_WRITTEN EXERCISE 1_
In the homestead text, how does the rotating pantry build itself?
_WRITTEN EXERCISE 2_
Please rewrite the homestead text from "Starting the homestead" to "told they were.", swapping "Grocery" for "Gas".

_TEXT TO READ_
..........
Starting the homestead lifestyle is easier than you think
So many of us feel a pull toward a slower way of living right now, and there are real reasons behind it. Grocery prices keep climbing. Empty shelves still sit fresh in our memory. Ingredient labels read like a chemistry experiment. The systems we depend on feel more fragile than we were told they were.
The skills I started with are small and practical. Homemade broth easily comes together from kitchen scraps. Sprouts grow on a countertop. Sourdough, fermentation, freezer jam, canning, homemade cleaners, and beeswax candles all fit into a normal week. A rotating pantry gradually builds itself two items at a time.
None of it requires perfection. None of it requires land. It only requires starting.
You’ll Learn:
[0:00] Introduction
[3:58] How the system profits when you stop cooking from scratch
[5:53] Turning kitchen scraps into nutrient-dense broth for pennies on the dollar
[8:14] Growing sprouts on your countertop with just a Mason jar
[10:05] Why store-bought bread tastes like chemicals once you bake your own
[13:21] Sauerkraut, slowness, and the forgotten power of fermentation
[14:56] Freezer jam, rhubarb pink lemonade, and why canning brings peace, not fear
[20:09] Homemade citrus vinegar cleaner and beeswax candles that double as prep
[22:13] Remembering the masked Walmart arrows and never being caught unprepared again
[26:33] Why the people coming to take your preps won't make it up the driveway
[28:49] Four generations lost these skills, but yours is taking them back
Resources Mentioned:
How To Use A Sourdough Starter
Homemade Sourdough Dinner Rolls
Chocolaty Sourdough Brownies
Join my Homestead Prepper's Guide to Canning Course to learn how to start canning today!
..........
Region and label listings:
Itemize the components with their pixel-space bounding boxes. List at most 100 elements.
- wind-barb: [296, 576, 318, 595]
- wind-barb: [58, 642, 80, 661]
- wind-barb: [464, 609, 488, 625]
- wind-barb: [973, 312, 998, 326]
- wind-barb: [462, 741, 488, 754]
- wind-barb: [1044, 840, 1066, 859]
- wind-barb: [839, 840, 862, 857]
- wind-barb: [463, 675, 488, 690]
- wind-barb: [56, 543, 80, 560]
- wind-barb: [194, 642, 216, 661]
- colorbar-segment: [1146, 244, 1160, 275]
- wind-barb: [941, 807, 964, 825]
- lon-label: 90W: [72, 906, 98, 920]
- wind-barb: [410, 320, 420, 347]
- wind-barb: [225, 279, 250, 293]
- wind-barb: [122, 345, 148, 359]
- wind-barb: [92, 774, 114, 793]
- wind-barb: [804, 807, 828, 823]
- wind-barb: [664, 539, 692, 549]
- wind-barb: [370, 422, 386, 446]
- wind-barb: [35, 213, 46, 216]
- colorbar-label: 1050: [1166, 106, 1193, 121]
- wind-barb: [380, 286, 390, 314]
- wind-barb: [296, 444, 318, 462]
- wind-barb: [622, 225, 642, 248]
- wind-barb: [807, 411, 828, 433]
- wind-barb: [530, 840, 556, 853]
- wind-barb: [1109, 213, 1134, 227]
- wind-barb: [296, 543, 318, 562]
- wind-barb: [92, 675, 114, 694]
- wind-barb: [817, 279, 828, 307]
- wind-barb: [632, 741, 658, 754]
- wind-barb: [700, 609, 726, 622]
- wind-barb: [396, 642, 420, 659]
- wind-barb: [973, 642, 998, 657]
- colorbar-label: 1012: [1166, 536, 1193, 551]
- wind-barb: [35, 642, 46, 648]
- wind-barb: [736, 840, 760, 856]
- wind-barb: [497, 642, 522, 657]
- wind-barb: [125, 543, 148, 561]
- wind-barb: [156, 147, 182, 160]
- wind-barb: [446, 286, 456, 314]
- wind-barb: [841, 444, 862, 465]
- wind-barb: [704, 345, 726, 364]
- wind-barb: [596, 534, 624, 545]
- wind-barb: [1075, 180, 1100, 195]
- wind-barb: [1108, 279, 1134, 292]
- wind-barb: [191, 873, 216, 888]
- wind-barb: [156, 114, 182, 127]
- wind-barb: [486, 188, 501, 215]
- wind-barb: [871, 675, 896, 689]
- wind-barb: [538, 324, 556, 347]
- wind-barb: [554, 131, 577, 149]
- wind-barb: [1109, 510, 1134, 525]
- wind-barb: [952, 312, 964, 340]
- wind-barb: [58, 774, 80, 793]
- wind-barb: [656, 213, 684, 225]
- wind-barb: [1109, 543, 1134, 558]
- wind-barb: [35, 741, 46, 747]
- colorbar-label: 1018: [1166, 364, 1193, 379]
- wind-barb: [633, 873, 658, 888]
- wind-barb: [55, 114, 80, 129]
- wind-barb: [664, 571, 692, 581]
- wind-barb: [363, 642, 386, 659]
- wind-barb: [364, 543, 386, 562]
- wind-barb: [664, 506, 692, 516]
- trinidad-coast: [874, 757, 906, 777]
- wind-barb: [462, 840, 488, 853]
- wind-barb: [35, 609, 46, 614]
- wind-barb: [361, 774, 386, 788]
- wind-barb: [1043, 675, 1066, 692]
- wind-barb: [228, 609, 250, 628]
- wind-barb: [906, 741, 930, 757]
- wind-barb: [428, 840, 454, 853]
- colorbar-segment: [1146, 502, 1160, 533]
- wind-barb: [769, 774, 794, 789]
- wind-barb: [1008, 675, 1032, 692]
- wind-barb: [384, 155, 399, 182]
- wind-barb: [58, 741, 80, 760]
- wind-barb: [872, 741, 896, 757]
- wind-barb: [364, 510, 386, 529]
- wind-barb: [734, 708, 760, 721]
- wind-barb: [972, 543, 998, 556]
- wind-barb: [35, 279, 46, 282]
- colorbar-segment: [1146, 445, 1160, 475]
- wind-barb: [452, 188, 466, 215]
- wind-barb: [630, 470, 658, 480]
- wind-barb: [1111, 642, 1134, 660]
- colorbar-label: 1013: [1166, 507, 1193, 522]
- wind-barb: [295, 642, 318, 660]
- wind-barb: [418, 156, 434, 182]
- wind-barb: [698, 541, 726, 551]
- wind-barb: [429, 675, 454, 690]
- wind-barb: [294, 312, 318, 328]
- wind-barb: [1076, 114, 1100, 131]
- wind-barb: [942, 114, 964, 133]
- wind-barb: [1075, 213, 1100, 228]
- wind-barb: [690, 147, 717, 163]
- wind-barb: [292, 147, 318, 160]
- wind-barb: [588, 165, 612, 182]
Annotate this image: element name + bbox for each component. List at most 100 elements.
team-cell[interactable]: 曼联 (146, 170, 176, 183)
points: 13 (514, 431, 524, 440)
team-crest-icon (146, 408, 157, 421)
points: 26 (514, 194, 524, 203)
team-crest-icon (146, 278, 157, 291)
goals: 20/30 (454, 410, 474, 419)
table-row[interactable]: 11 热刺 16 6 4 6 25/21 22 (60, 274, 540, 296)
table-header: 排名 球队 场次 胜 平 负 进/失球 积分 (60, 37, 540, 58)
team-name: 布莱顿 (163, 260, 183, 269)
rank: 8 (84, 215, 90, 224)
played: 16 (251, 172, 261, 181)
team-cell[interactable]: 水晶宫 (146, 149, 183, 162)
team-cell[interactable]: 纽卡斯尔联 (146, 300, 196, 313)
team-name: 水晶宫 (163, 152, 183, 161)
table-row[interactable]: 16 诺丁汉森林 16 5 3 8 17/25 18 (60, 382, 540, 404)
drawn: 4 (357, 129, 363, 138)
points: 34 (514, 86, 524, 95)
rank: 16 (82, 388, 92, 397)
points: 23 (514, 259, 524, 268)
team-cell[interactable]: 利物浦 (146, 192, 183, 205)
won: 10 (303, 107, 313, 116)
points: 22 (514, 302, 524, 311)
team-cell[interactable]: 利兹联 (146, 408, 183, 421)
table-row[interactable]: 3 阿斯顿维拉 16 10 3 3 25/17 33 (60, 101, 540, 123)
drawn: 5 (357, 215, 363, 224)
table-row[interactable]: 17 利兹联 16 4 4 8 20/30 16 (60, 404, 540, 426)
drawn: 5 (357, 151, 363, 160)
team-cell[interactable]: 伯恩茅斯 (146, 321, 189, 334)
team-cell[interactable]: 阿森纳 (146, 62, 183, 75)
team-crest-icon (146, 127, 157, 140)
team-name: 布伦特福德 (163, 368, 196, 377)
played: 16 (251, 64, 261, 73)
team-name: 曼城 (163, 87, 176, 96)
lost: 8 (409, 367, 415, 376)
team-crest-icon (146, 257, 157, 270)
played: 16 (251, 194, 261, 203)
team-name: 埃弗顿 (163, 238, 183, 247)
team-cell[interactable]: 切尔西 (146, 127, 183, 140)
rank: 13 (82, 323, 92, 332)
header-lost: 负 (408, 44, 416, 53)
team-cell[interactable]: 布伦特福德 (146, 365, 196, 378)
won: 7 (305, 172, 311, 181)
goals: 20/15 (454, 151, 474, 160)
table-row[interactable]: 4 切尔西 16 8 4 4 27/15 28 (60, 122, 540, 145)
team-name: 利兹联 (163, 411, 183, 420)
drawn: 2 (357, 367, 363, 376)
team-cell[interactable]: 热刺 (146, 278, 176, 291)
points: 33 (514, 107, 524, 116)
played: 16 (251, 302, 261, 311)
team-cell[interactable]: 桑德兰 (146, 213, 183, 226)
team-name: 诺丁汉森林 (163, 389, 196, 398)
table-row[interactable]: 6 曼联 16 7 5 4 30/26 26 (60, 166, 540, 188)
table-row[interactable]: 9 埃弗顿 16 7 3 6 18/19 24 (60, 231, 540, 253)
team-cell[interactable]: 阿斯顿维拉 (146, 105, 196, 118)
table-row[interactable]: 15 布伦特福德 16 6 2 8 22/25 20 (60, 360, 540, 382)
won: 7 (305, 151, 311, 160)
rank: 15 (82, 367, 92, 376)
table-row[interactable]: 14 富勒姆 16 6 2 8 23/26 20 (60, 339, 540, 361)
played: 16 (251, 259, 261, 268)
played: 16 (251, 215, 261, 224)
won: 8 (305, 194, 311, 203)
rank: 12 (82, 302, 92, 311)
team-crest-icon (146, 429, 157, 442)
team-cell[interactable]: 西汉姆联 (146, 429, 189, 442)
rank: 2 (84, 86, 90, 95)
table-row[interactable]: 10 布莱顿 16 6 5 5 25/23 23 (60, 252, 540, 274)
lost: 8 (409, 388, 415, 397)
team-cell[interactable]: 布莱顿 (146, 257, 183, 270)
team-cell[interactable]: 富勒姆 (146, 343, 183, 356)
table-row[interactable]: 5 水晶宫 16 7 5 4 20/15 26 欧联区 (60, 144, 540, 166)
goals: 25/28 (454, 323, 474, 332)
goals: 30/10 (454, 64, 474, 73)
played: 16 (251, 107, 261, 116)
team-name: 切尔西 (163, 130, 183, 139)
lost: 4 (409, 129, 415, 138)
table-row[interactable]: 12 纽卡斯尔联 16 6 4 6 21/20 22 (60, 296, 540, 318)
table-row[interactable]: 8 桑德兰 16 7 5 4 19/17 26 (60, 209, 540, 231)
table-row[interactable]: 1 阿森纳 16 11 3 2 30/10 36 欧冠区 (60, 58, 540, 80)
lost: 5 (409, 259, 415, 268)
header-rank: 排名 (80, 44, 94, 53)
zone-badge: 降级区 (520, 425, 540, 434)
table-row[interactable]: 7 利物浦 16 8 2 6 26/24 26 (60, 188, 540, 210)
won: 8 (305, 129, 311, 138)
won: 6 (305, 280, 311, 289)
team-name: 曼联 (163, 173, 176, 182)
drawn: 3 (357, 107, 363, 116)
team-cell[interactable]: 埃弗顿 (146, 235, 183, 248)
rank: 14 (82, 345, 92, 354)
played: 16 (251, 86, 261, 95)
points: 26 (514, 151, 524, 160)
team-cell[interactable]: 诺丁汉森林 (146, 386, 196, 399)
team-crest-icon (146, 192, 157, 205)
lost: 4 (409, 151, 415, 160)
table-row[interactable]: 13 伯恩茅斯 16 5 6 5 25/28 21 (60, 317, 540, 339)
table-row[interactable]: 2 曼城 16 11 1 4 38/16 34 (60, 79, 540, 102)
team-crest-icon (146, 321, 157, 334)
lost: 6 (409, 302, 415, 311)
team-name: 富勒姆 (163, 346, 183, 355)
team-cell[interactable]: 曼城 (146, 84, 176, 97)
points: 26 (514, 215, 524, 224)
..........
_RESPONSE 1_
Gradually, two items at a time.

_RESPONSE 2_
Starting the homestead lifestyle is easier than you think
So many of us feel a pull toward a slower way of living right now, and there are real reasons behind it. Gas prices keep climbing. Empty shelves still sit fresh in our memory. Ingredient labels read like a chemistry experiment. The systems we depend on feel more fragile than we were told they were.